# Work instructions
Go through the material below, count the lines with the word "helps", and reply with the count alone.

>> start Dataset excerpts

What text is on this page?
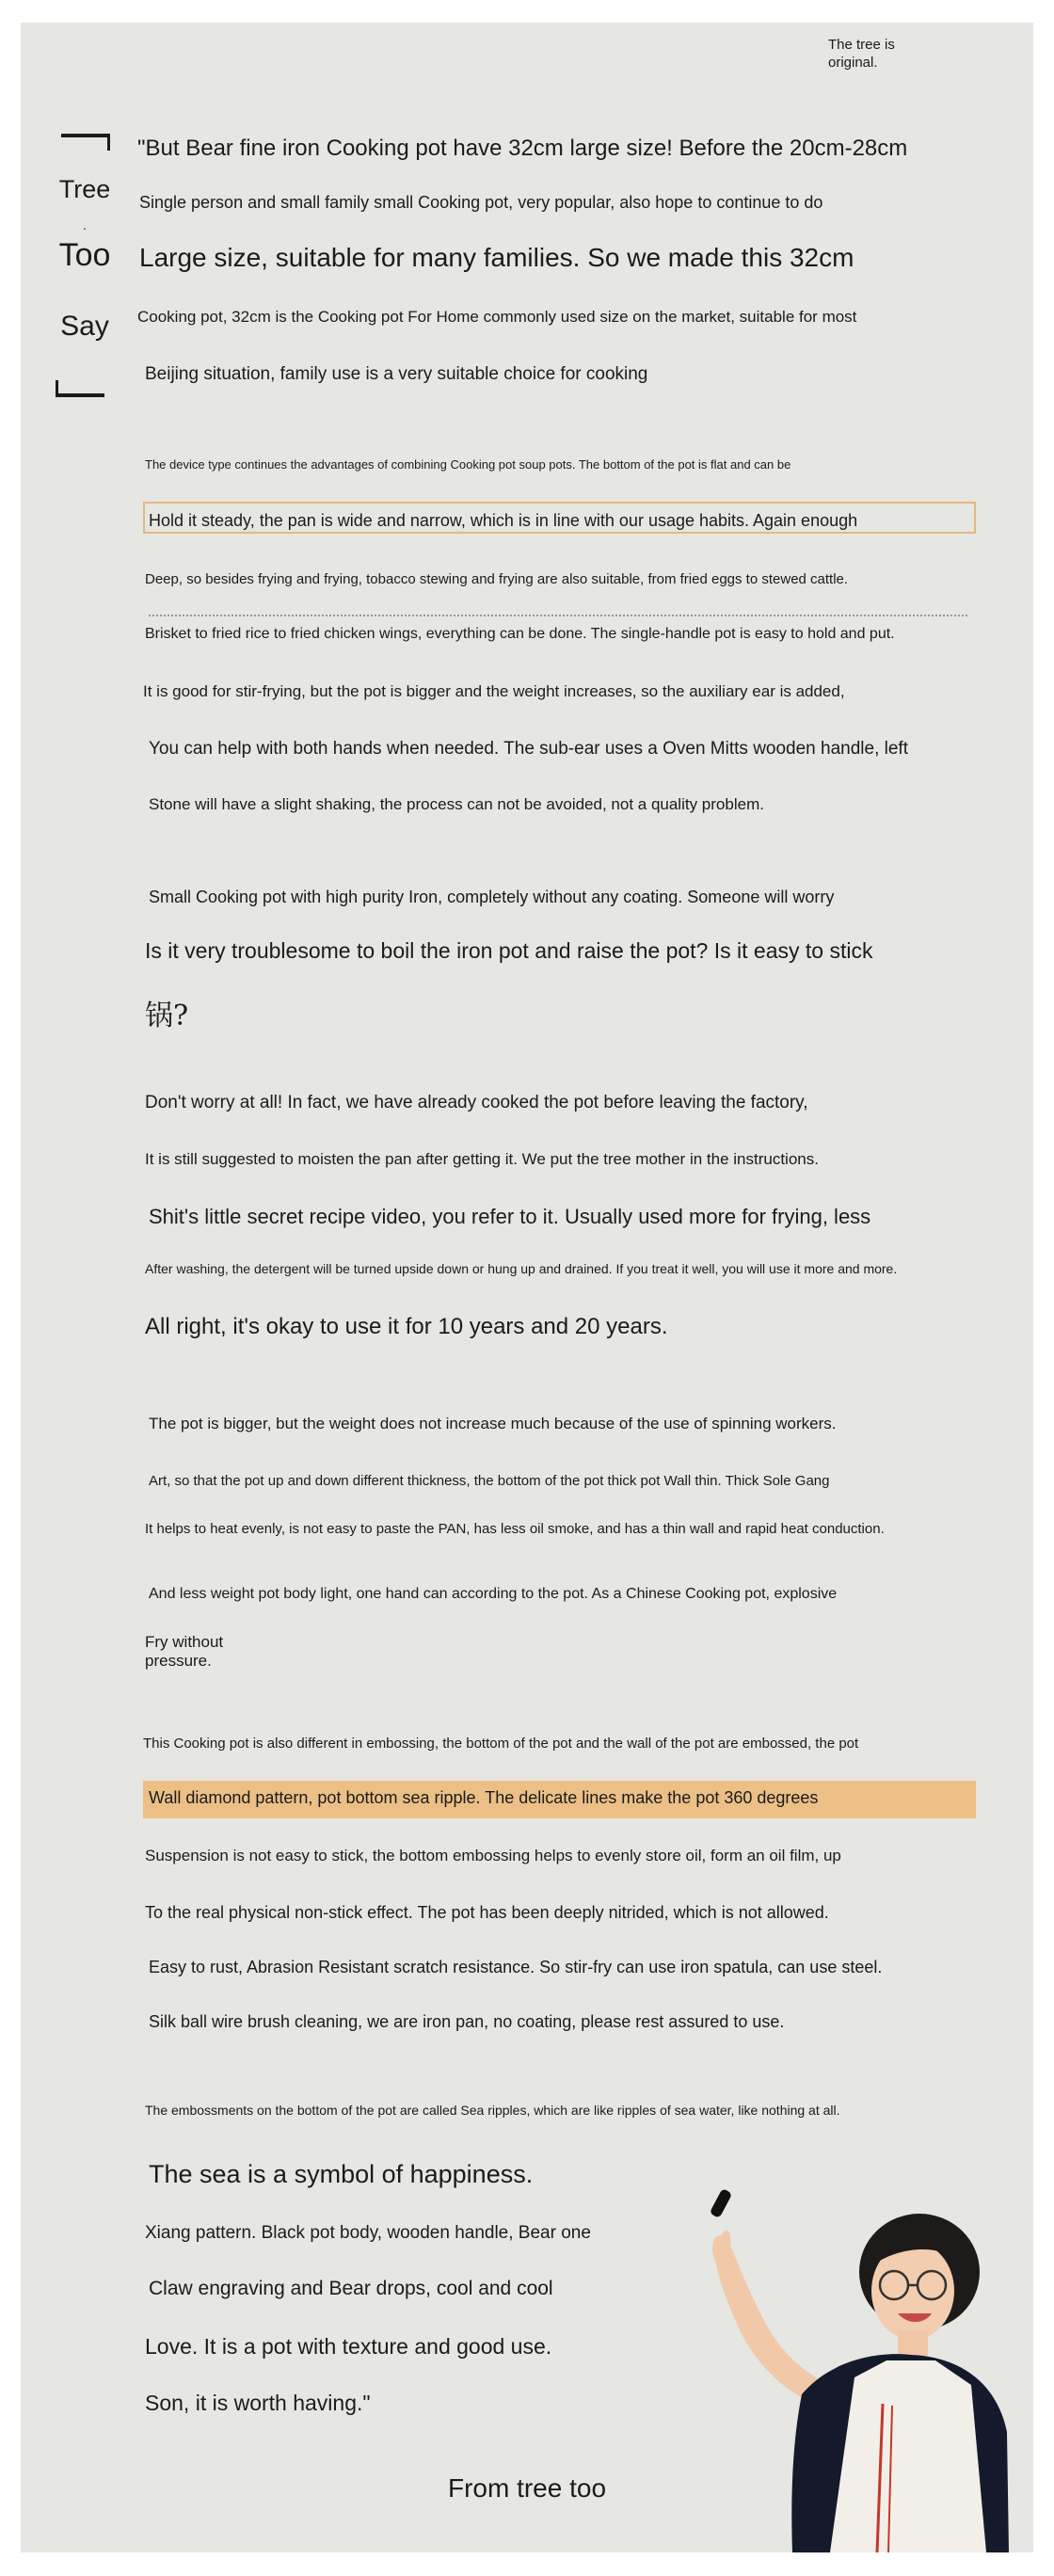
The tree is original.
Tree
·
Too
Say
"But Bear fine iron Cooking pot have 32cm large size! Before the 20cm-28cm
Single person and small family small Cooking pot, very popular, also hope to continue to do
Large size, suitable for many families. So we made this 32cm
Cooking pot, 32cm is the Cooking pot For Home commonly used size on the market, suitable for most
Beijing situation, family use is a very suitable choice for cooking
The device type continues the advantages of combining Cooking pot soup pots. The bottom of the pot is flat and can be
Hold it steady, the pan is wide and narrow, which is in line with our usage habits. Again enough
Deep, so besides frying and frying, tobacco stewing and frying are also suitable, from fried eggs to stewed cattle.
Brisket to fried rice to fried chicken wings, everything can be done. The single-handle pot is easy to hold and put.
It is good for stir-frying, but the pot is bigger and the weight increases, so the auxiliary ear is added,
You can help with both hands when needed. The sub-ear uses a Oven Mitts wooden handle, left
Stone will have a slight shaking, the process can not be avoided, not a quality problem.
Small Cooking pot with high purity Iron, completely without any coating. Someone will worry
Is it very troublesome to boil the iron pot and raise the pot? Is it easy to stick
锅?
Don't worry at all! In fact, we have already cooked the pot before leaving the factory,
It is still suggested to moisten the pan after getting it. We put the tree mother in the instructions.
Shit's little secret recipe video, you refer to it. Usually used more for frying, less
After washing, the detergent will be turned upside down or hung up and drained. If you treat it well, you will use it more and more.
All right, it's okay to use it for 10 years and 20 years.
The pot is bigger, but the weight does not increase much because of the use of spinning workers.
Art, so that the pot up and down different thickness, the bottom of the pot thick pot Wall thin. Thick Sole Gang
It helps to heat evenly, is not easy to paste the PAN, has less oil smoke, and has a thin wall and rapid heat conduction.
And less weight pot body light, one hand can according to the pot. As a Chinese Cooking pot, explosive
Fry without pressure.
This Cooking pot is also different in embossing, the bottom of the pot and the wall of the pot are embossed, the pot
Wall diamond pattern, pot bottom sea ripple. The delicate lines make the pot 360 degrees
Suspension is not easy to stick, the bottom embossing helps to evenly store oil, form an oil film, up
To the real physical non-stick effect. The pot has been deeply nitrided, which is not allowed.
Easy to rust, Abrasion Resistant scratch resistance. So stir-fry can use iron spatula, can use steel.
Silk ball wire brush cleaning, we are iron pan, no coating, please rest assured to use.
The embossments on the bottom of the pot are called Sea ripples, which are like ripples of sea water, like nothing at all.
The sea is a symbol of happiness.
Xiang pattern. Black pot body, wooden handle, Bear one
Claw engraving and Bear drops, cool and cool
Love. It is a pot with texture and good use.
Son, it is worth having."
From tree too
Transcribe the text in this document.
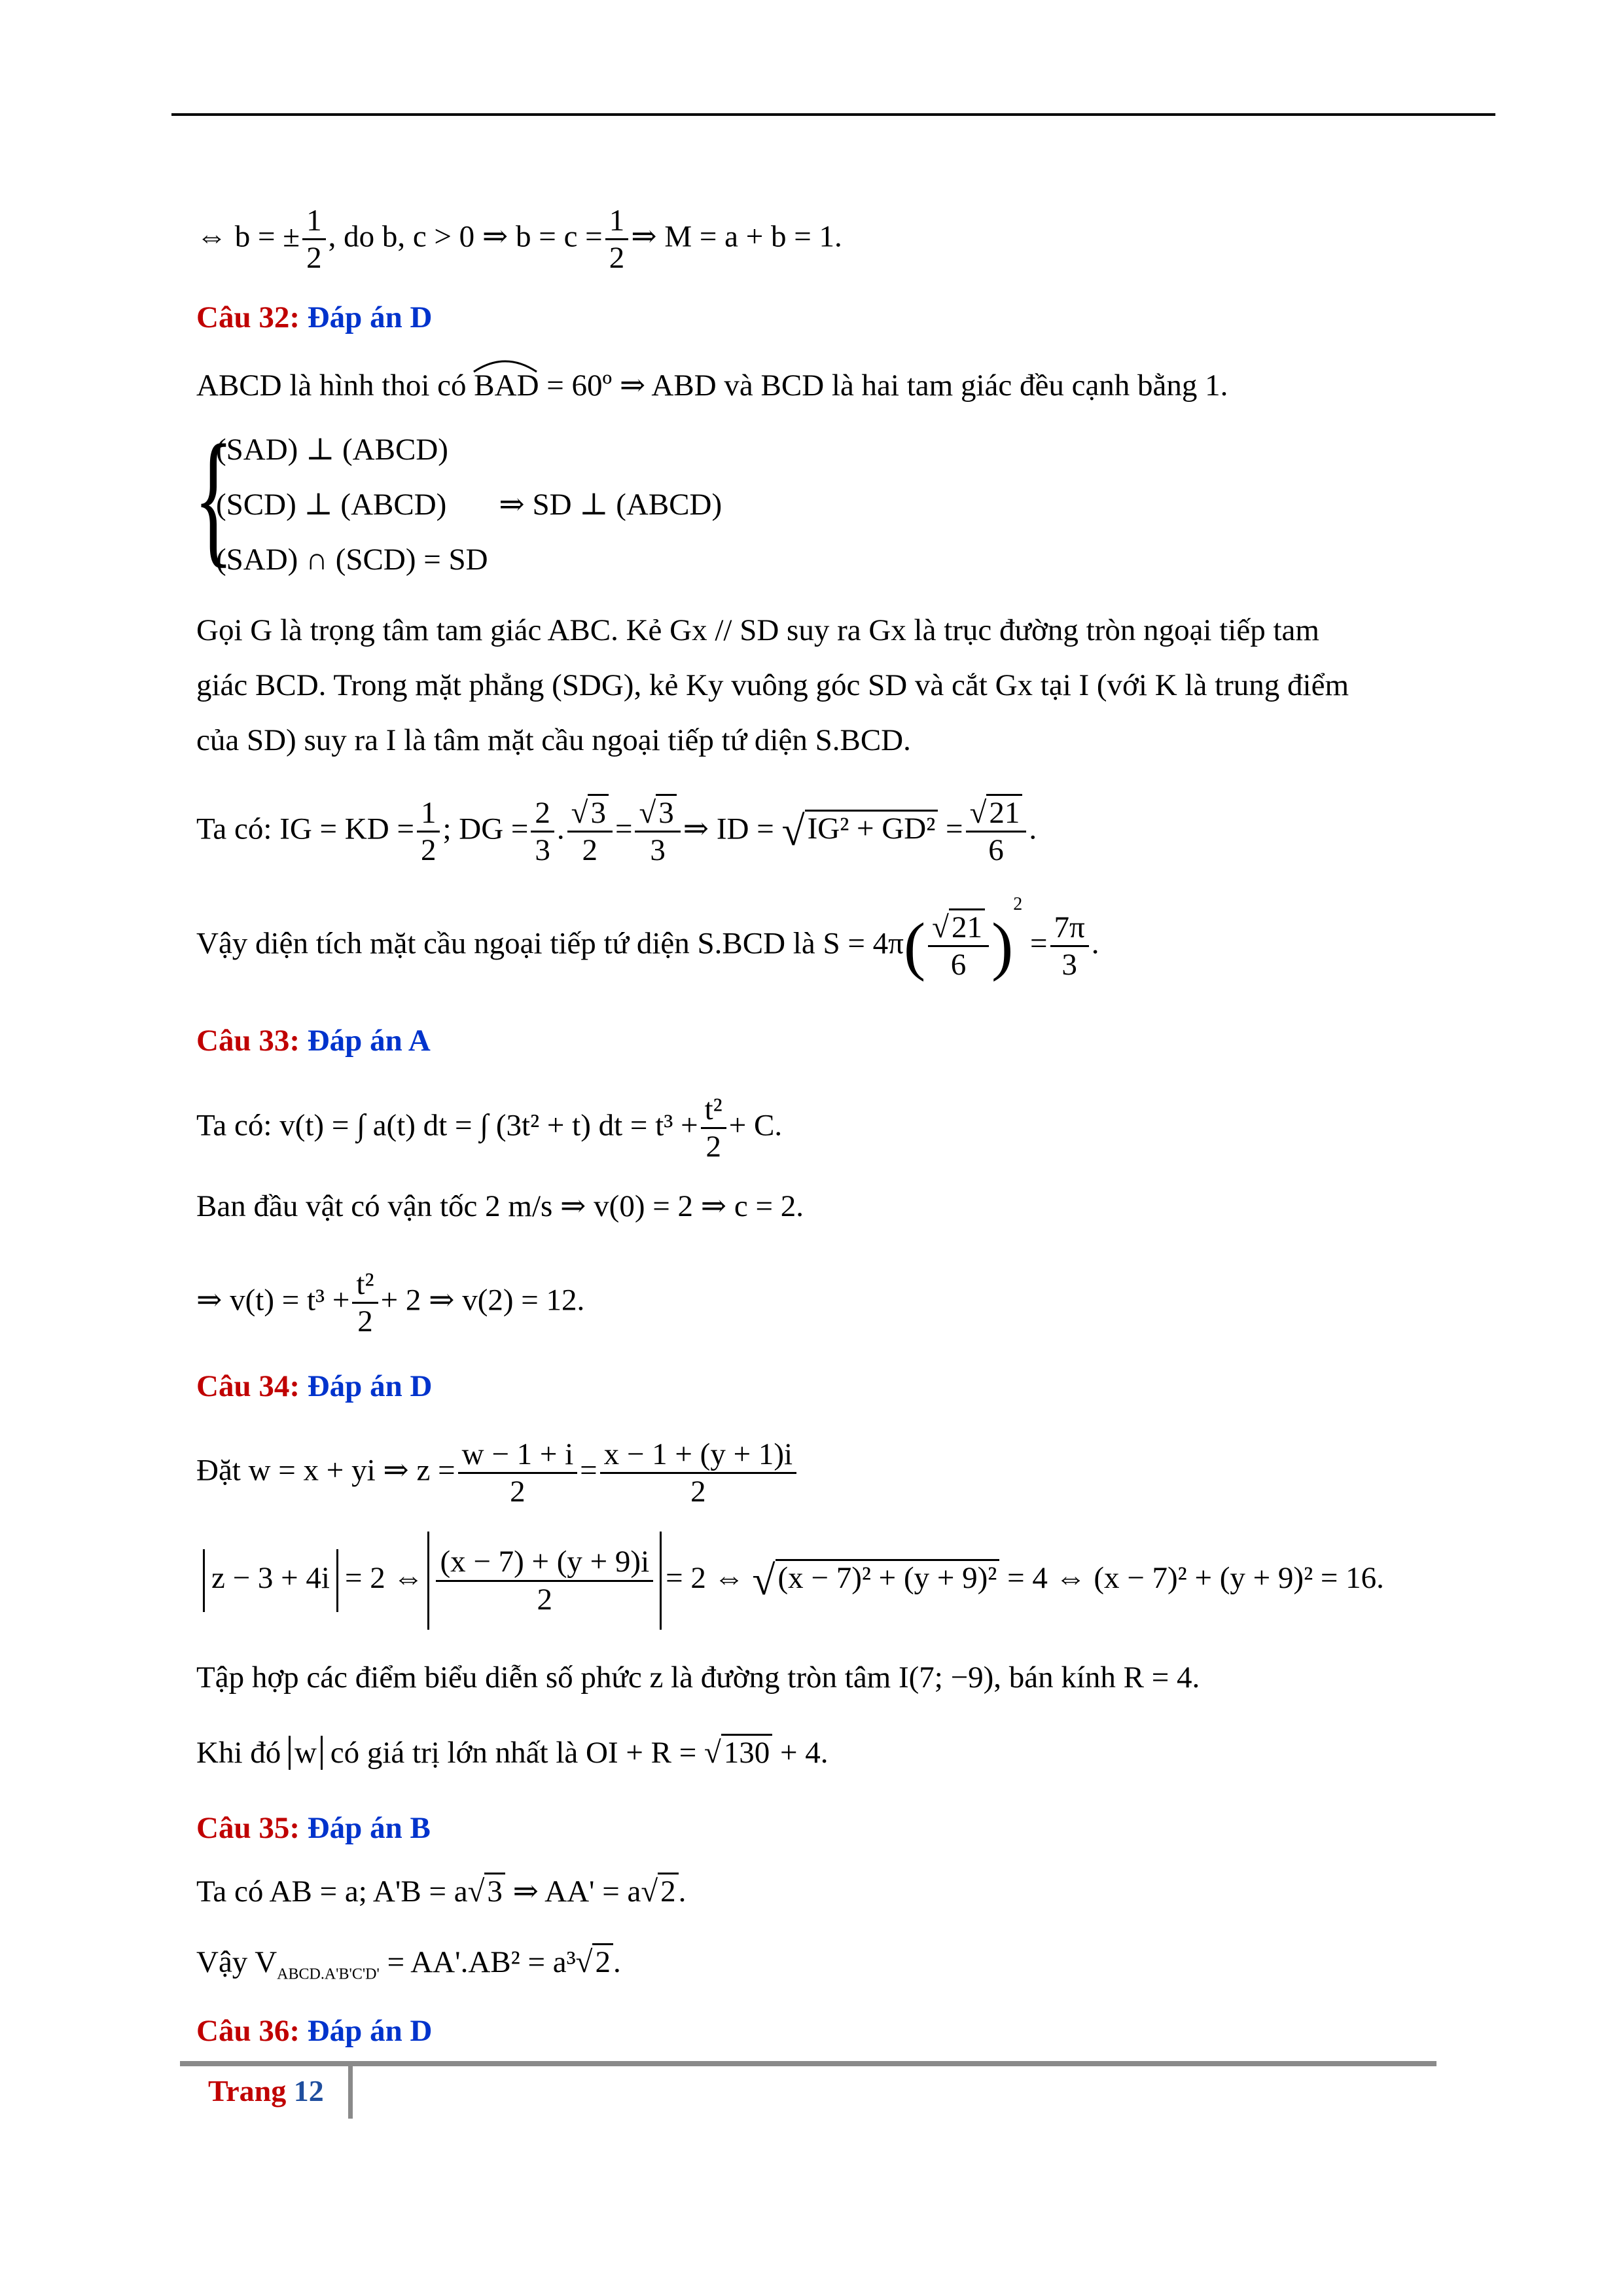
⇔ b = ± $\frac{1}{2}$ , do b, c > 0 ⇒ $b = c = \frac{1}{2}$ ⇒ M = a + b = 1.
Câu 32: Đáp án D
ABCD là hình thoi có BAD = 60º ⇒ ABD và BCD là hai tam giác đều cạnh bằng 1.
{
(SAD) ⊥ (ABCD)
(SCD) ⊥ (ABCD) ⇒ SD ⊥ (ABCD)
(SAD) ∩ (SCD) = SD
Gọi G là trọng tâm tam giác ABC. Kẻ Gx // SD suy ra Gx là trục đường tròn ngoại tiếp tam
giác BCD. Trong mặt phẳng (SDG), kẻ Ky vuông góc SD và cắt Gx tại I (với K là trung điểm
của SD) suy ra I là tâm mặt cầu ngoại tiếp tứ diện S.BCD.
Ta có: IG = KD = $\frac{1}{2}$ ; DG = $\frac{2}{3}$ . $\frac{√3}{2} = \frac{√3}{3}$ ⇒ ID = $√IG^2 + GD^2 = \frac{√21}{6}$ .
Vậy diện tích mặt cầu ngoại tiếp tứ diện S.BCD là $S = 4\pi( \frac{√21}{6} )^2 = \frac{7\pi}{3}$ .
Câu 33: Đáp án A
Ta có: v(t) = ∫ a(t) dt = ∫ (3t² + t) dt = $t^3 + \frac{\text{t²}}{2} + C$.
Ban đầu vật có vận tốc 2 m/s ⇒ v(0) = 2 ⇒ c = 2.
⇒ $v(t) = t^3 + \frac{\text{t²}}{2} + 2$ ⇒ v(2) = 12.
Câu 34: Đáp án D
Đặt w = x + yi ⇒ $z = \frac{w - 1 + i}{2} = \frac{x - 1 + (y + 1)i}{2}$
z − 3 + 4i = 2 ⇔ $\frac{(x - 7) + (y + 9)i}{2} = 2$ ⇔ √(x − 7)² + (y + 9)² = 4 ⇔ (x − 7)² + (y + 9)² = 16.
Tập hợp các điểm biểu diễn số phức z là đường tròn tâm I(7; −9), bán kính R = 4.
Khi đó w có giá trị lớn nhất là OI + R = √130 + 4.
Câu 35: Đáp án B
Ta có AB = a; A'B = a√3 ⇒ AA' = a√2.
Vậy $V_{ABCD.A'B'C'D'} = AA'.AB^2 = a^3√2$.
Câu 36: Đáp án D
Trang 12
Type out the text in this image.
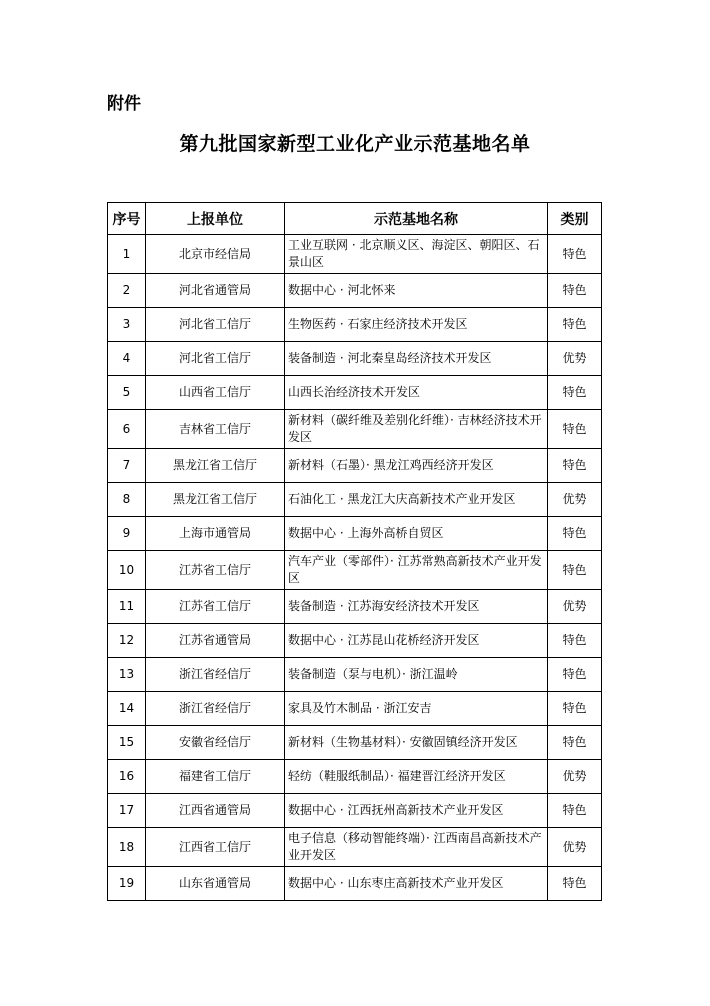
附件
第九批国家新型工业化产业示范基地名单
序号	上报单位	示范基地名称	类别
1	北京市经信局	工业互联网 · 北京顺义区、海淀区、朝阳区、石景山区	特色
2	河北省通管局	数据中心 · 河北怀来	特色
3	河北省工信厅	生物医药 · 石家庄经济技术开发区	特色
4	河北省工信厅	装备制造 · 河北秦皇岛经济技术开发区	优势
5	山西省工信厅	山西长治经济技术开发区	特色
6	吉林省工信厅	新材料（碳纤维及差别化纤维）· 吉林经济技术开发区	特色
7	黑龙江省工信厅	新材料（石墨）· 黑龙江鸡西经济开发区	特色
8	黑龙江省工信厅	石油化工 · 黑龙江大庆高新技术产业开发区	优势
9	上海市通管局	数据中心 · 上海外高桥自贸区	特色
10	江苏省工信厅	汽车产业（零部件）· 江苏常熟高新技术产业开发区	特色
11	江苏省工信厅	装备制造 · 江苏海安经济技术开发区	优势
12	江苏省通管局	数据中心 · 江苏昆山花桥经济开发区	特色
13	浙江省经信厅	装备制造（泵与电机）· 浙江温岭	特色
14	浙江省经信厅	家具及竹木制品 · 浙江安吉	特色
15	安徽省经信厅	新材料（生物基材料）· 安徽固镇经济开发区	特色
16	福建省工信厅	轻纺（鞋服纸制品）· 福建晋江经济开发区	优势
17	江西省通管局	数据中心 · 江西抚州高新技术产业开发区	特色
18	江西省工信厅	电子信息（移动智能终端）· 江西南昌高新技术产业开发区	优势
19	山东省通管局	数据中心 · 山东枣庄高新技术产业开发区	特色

>> end Dataset excerpts

# The solution
2